--- START THE RECORDS ---
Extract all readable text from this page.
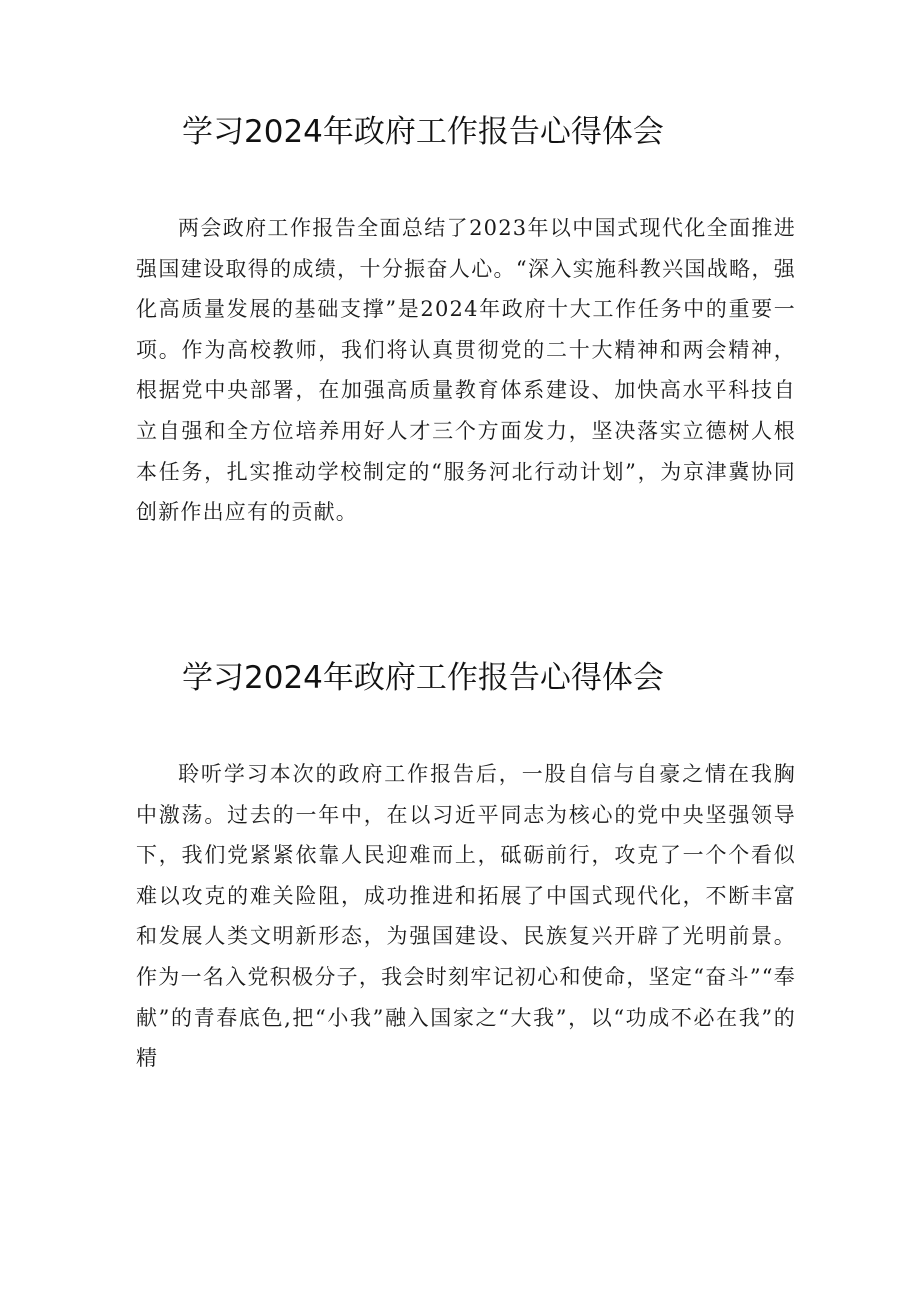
学习2024年政府工作报告心得体会

两会政府工作报告全面总结了2023年以中国式现代化全面推进强国建设取得的成绩，十分振奋人心。“深入实施科教兴国战略，强化高质量发展的基础支撑”是2024年政府十大工作任务中的重要一项。作为高校教师，我们将认真贯彻党的二十大精神和两会精神，根据党中央部署，在加强高质量教育体系建设、加快高水平科技自立自强和全方位培养用好人才三个方面发力，坚决落实立德树人根本任务，扎实推动学校制定的“服务河北行动计划”，为京津冀协同创新作出应有的贡献。

学习2024年政府工作报告心得体会

聆听学习本次的政府工作报告后，一股自信与自豪之情在我胸中激荡。过去的一年中，在以习近平同志为核心的党中央坚强领导下，我们党紧紧依靠人民迎难而上，砥砺前行，攻克了一个个看似难以攻克的难关险阻，成功推进和拓展了中国式现代化，不断丰富和发展人类文明新形态，为强国建设、民族复兴开辟了光明前景。作为一名入党积极分子，我会时刻牢记初心和使命，坚定“奋斗”“奉献”的青春底色,把“小我”融入国家之“大我”，以“功成不必在我”的精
--- END THE RECORDS ---
### WRITTEN TASK
Quote the preceding listing precisely and completely, omitting its images.

### SOLUTION
Extract all readable text from this page.
学习2024年政府工作报告心得体会

两会政府工作报告全面总结了2023年以中国式现代化全面推进强国建设取得的成绩，十分振奋人心。“深入实施科教兴国战略，强化高质量发展的基础支撑”是2024年政府十大工作任务中的重要一项。作为高校教师，我们将认真贯彻党的二十大精神和两会精神，根据党中央部署，在加强高质量教育体系建设、加快高水平科技自立自强和全方位培养用好人才三个方面发力，坚决落实立德树人根本任务，扎实推动学校制定的“服务河北行动计划”，为京津冀协同创新作出应有的贡献。

学习2024年政府工作报告心得体会

聆听学习本次的政府工作报告后，一股自信与自豪之情在我胸中激荡。过去的一年中，在以习近平同志为核心的党中央坚强领导下，我们党紧紧依靠人民迎难而上，砥砺前行，攻克了一个个看似难以攻克的难关险阻，成功推进和拓展了中国式现代化，不断丰富和发展人类文明新形态，为强国建设、民族复兴开辟了光明前景。作为一名入党积极分子，我会时刻牢记初心和使命，坚定“奋斗”“奉献”的青春底色,把“小我”融入国家之“大我”，以“功成不必在我”的精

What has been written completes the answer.